Listed entries »

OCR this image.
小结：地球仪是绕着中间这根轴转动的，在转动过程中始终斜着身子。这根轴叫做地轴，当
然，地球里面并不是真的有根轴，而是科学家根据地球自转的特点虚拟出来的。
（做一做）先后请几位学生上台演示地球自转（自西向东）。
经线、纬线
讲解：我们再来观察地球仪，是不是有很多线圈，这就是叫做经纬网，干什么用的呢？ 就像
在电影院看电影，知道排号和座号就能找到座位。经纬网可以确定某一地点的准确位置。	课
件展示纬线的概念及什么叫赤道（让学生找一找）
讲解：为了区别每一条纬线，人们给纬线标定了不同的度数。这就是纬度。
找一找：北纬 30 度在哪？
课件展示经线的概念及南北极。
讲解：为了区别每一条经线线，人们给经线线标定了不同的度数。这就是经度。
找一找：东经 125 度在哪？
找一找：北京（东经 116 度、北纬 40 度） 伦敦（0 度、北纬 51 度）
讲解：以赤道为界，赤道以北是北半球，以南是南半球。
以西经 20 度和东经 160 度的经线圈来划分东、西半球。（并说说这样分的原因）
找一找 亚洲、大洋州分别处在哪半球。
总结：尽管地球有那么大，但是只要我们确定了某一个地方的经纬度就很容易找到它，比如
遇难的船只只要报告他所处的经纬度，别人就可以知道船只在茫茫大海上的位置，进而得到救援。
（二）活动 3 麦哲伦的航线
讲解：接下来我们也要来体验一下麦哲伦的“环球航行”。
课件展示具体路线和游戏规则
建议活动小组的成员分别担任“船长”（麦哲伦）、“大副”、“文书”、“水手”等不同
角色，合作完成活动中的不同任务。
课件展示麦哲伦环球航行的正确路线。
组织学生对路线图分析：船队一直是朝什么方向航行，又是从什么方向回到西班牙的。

Short task »
Give the listing above again, word for word.

Solution below »
OCR this image.
小结：地球仪是绕着中间这根轴转动的，在转动过程中始终斜着身子。这根轴叫做地轴，当
然，地球里面并不是真的有根轴，而是科学家根据地球自转的特点虚拟出来的。
（做一做）先后请几位学生上台演示地球自转（自西向东）。
经线、纬线
讲解：我们再来观察地球仪，是不是有很多线圈，这就是叫做经纬网，干什么用的呢？ 就像
在电影院看电影，知道排号和座号就能找到座位。经纬网可以确定某一地点的准确位置。	课
件展示纬线的概念及什么叫赤道（让学生找一找）
讲解：为了区别每一条纬线，人们给纬线标定了不同的度数。这就是纬度。
找一找：北纬 30 度在哪？
课件展示经线的概念及南北极。
讲解：为了区别每一条经线线，人们给经线线标定了不同的度数。这就是经度。
找一找：东经 125 度在哪？
找一找：北京（东经 116 度、北纬 40 度） 伦敦（0 度、北纬 51 度）
讲解：以赤道为界，赤道以北是北半球，以南是南半球。
以西经 20 度和东经 160 度的经线圈来划分东、西半球。（并说说这样分的原因）
找一找 亚洲、大洋州分别处在哪半球。
总结：尽管地球有那么大，但是只要我们确定了某一个地方的经纬度就很容易找到它，比如
遇难的船只只要报告他所处的经纬度，别人就可以知道船只在茫茫大海上的位置，进而得到救援。
（二）活动 3 麦哲伦的航线
讲解：接下来我们也要来体验一下麦哲伦的“环球航行”。
课件展示具体路线和游戏规则
建议活动小组的成员分别担任“船长”（麦哲伦）、“大副”、“文书”、“水手”等不同
角色，合作完成活动中的不同任务。
课件展示麦哲伦环球航行的正确路线。
组织学生对路线图分析：船队一直是朝什么方向航行，又是从什么方向回到西班牙的。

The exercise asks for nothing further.